WHAT IS ASKED: Write out the material word for word, from its first line through the line that contains "token: <meta (127, 421, 173, 437)".

SUPPLIED RECORDS:
----------------------------------------

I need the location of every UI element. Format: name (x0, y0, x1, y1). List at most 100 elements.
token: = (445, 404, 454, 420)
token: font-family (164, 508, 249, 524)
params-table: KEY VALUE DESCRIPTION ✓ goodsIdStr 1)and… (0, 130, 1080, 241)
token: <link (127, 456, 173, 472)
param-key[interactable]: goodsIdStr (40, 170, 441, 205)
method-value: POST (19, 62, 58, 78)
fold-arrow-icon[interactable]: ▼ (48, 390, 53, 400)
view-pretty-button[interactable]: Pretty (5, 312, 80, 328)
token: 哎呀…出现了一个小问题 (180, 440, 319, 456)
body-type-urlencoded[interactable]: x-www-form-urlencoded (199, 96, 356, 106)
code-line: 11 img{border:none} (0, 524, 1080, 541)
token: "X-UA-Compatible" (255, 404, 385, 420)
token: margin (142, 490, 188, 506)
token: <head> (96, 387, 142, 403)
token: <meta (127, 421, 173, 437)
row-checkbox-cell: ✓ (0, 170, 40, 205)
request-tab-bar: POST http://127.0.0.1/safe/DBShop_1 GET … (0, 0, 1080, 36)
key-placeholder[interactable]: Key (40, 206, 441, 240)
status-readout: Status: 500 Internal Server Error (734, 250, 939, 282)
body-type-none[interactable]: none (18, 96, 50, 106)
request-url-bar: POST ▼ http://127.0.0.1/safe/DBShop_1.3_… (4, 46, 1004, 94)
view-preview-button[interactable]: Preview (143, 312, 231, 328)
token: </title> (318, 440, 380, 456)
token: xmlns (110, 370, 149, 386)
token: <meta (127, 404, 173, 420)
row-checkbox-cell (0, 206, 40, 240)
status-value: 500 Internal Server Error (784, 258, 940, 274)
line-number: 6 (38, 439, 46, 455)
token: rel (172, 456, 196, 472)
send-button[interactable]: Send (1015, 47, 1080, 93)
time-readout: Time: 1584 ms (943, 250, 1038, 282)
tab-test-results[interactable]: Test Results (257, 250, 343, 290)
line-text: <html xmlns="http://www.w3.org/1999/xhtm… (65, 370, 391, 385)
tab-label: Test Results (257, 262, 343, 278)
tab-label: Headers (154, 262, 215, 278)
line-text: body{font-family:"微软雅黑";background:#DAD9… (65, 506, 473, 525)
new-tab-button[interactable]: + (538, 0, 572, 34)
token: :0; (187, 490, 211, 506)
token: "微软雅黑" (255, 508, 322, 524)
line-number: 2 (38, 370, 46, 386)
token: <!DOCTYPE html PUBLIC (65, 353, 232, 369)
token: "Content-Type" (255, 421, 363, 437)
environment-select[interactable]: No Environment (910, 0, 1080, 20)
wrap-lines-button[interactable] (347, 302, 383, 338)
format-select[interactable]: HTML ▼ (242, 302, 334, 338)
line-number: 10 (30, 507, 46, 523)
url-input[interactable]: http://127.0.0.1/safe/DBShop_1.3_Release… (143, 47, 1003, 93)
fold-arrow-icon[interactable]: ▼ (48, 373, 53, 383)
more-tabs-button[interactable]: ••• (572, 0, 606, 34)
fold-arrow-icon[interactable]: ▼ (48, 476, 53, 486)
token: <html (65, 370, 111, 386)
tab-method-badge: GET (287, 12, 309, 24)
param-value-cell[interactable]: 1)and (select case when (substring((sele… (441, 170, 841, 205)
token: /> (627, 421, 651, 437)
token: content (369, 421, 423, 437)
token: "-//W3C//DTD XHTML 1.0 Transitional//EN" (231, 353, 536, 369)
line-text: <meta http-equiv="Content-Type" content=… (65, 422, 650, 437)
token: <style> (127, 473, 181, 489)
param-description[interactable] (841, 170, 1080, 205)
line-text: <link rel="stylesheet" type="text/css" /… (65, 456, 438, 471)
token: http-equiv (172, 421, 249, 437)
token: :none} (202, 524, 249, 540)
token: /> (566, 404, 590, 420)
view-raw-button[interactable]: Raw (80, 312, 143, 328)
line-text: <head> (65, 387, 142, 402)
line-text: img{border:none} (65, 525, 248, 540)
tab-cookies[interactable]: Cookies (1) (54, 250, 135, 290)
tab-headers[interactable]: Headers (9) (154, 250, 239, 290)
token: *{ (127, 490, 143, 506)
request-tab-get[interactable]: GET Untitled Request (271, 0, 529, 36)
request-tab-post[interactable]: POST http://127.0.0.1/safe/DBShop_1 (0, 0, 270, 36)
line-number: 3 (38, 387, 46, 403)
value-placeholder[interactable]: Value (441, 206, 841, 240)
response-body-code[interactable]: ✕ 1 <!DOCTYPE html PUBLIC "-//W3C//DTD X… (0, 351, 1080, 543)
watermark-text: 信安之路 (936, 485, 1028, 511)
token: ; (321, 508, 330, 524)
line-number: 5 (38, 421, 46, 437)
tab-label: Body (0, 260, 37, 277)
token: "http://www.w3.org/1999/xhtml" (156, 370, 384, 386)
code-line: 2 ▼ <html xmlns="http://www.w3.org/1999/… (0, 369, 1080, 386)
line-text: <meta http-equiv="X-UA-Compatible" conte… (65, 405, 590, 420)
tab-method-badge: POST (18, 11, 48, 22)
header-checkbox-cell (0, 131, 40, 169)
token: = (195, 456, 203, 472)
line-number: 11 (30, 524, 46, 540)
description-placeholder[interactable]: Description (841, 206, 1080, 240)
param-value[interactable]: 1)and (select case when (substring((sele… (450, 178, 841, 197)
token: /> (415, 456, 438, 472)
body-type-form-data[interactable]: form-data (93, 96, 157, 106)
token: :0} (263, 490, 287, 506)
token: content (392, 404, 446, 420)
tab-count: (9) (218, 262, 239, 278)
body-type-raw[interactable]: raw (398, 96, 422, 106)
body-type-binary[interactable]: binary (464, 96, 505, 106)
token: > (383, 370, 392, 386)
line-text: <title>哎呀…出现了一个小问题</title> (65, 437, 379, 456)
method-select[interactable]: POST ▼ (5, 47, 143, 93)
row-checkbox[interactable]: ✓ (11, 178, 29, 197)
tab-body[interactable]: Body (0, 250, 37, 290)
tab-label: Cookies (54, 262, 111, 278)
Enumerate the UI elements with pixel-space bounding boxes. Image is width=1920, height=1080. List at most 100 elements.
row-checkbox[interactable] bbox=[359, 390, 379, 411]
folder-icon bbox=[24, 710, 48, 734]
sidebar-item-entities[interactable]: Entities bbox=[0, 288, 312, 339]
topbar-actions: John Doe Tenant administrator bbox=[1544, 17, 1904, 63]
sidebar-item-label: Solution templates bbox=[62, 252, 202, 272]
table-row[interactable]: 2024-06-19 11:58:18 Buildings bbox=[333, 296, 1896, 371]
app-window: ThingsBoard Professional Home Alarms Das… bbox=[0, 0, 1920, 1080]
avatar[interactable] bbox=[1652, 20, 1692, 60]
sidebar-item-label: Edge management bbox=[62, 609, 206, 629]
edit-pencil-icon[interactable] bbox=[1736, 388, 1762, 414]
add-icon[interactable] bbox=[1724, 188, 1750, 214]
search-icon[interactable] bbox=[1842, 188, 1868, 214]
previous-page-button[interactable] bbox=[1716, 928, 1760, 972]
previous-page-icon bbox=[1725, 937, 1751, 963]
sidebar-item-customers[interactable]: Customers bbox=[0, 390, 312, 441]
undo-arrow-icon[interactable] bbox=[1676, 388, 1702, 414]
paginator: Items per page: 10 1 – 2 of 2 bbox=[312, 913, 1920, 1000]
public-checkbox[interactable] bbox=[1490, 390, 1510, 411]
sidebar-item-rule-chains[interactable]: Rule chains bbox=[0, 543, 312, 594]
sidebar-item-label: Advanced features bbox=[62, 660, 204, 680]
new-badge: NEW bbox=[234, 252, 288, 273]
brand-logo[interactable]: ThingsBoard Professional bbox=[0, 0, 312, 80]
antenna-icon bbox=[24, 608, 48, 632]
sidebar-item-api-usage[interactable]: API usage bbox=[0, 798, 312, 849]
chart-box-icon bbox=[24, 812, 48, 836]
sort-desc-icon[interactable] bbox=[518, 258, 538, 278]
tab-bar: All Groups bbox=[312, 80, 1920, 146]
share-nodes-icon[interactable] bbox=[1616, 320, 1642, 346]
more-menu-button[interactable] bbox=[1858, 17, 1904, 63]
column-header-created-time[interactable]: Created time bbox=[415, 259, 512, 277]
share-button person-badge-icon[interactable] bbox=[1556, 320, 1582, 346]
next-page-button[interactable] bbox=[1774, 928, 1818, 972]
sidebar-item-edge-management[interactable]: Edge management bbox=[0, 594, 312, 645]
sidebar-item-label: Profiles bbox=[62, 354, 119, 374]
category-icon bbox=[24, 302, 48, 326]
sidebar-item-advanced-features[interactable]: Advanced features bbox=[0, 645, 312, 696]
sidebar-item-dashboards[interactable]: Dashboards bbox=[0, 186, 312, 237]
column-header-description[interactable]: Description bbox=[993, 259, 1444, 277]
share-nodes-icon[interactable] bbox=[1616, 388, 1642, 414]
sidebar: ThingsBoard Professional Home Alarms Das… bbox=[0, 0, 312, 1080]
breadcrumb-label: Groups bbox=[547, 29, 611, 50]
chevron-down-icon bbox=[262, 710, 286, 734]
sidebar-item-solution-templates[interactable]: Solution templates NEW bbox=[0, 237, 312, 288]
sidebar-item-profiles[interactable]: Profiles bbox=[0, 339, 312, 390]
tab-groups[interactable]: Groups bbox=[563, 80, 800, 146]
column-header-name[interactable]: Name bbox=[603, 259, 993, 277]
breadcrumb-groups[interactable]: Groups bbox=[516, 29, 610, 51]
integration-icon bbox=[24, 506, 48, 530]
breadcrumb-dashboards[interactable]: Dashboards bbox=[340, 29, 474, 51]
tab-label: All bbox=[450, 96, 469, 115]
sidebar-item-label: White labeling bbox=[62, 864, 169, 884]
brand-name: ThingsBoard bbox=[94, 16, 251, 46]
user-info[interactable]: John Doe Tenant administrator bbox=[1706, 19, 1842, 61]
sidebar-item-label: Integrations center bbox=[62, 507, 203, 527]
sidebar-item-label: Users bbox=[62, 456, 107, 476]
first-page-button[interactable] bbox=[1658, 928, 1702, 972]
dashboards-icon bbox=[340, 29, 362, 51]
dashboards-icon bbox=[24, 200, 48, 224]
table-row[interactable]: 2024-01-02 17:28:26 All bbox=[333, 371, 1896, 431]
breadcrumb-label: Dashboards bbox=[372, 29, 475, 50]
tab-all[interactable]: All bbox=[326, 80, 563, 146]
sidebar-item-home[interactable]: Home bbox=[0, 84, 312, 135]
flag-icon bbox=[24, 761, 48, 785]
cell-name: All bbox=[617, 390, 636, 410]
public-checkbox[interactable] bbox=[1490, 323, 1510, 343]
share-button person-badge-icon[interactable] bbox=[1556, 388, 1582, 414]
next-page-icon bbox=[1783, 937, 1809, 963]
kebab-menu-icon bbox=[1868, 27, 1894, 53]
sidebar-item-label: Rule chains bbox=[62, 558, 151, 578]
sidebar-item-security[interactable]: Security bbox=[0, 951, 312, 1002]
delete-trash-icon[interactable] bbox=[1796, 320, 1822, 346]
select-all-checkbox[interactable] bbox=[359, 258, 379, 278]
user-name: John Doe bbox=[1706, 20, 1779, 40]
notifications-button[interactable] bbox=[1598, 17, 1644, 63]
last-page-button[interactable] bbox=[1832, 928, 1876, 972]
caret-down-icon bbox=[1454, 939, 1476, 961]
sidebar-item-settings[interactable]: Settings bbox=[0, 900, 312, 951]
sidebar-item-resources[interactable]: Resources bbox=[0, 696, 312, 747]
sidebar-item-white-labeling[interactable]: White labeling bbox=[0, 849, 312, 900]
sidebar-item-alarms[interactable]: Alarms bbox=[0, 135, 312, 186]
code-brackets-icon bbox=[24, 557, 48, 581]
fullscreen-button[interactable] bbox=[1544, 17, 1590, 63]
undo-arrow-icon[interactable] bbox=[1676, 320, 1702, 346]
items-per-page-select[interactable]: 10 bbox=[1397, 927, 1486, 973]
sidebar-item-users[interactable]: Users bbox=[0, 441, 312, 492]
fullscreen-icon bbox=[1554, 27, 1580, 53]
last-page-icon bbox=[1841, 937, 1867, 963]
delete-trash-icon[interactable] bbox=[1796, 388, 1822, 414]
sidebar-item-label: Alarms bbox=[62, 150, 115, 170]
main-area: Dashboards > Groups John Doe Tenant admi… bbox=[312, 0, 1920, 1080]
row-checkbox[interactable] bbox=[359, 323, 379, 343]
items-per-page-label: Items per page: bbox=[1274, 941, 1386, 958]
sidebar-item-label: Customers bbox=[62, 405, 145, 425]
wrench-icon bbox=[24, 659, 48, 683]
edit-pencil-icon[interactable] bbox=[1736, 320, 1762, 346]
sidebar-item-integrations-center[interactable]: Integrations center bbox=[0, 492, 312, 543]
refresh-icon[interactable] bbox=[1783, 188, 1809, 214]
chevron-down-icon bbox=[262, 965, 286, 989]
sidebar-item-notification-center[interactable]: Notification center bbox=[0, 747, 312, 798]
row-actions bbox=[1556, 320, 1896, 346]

----------------------------------------

FULL SOLUTION:
I need the location of every UI element. Format: name (x0, y0, x1, y1). List at most 100 elements.
token: = (445, 404, 454, 420)
token: font-family (164, 508, 249, 524)
params-table: KEY VALUE DESCRIPTION ✓ goodsIdStr 1)and… (0, 130, 1080, 241)
token: <link (127, 456, 173, 472)
param-key[interactable]: goodsIdStr (40, 170, 441, 205)
method-value: POST (19, 62, 58, 78)
fold-arrow-icon[interactable]: ▼ (48, 390, 53, 400)
view-pretty-button[interactable]: Pretty (5, 312, 80, 328)
token: 哎呀…出现了一个小问题 (180, 440, 319, 456)
body-type-urlencoded[interactable]: x-www-form-urlencoded (199, 96, 356, 106)
code-line: 11 img{border:none} (0, 524, 1080, 541)
token: "X-UA-Compatible" (255, 404, 385, 420)
token: margin (142, 490, 188, 506)
token: <head> (96, 387, 142, 403)
token: <meta (127, 421, 173, 437)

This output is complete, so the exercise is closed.